■ **Work instructions**:
• A. In the book review, duplicate the part that opens with the words containing "The Parting Glass Book Review" and closes with "an underground society.".
• B. According to the book review, what is Mary Ballard's real name?

■ **Extracted text**:

The Parting Glass Book Review

Within an upper-class or aristocratic household, the relationship between a member of the family and their valet or lady’s maid is a unique one. Though they are employer and employee, there is an emotional and physical bond that has the potential to go beyond the traditional bounds of the relationship.

The Parting Glass, by Gina Marie Guadagnino, was published in 2019. In the 1830s, in New York City, Mary Ballard’s job is that of lady’s maid to Charlotte Walden, one of the most sought-after young women in society. But Mary is not who she says she is. Her real name is Maire O’Farren. Maire is an Irish immigrant who was forced to leave her homeland after being caught in a compromising position. On her nights off, she frequents the unseemly parts of the city, where she gets involved with a prostitute and drinks with friends who are part of an underground society.

Layout records:
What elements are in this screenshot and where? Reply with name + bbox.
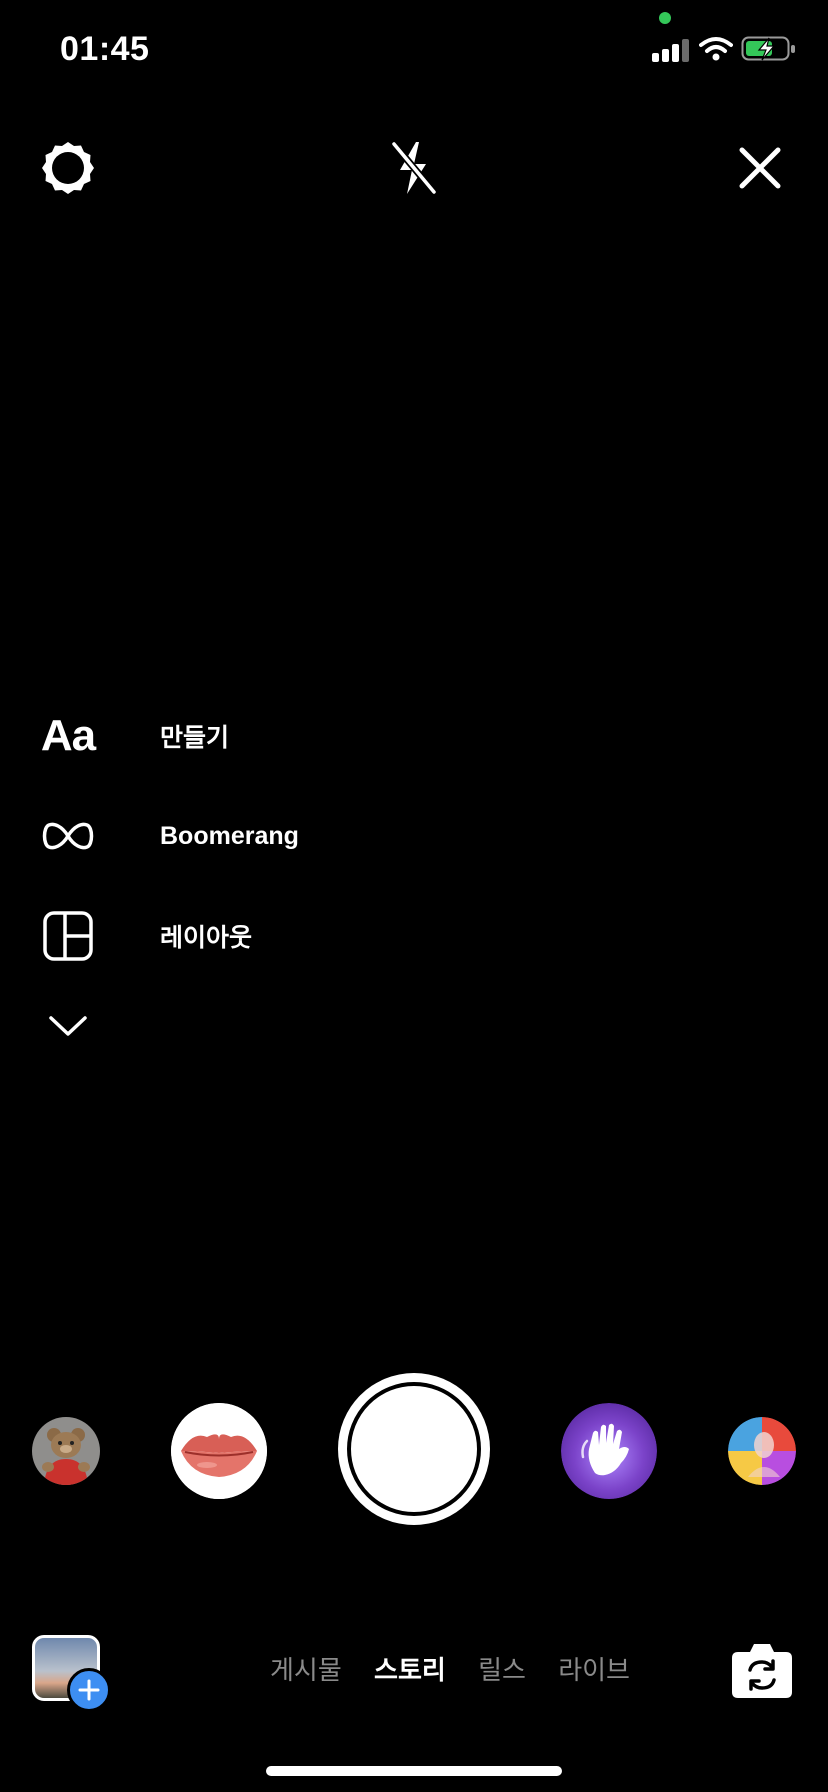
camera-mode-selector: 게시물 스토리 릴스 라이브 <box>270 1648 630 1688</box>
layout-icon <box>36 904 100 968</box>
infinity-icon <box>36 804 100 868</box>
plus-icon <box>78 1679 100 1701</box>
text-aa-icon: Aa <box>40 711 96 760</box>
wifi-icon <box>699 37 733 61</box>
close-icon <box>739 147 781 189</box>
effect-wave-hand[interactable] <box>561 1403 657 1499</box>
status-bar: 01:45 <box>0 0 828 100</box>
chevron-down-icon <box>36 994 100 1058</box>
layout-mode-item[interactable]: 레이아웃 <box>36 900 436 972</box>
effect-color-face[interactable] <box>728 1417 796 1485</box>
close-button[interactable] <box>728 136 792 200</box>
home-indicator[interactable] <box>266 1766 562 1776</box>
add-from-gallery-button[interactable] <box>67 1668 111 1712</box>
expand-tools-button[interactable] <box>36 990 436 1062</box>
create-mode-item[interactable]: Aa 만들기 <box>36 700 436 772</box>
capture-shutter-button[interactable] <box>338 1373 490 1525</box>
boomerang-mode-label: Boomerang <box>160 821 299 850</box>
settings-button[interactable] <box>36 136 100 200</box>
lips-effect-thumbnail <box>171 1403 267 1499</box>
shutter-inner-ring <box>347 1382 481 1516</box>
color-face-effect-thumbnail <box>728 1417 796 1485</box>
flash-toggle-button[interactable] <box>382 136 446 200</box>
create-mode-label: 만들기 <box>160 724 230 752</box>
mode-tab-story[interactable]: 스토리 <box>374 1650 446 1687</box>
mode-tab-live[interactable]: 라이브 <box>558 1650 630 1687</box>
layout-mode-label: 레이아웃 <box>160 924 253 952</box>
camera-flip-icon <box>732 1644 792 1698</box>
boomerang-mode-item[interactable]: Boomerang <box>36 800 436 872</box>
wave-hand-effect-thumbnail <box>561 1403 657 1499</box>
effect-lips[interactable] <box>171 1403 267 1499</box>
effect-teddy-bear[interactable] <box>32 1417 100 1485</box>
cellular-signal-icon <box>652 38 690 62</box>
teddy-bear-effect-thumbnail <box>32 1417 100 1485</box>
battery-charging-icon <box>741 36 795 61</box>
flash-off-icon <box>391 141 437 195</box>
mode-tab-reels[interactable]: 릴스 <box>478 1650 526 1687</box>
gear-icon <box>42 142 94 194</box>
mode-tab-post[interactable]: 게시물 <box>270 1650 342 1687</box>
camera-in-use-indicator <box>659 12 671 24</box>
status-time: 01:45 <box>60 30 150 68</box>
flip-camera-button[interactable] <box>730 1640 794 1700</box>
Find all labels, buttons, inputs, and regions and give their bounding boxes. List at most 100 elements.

■ **Full answers**:
• A.
The Parting Glass Book Review

Within an upper-class or aristocratic household, the relationship between a member of the family and their valet or lady’s maid is a unique one. Though they are employer and employee, there is an emotional and physical bond that has the potential to go beyond the traditional bounds of the relationship.

The Parting Glass, by Gina Marie Guadagnino, was published in 2019. In the 1830s, in New York City, Mary Ballard’s job is that of lady’s maid to Charlotte Walden, one of the most sought-after young women in society. But Mary is not who she says she is. Her real name is Maire O’Farren. Maire is an Irish immigrant who was forced to leave her homeland after being caught in a compromising position. On her nights off, she frequents the unseemly parts of the city, where she gets involved with a prostitute and drinks with friends who are part of an underground society.

• B. Maire O’Farren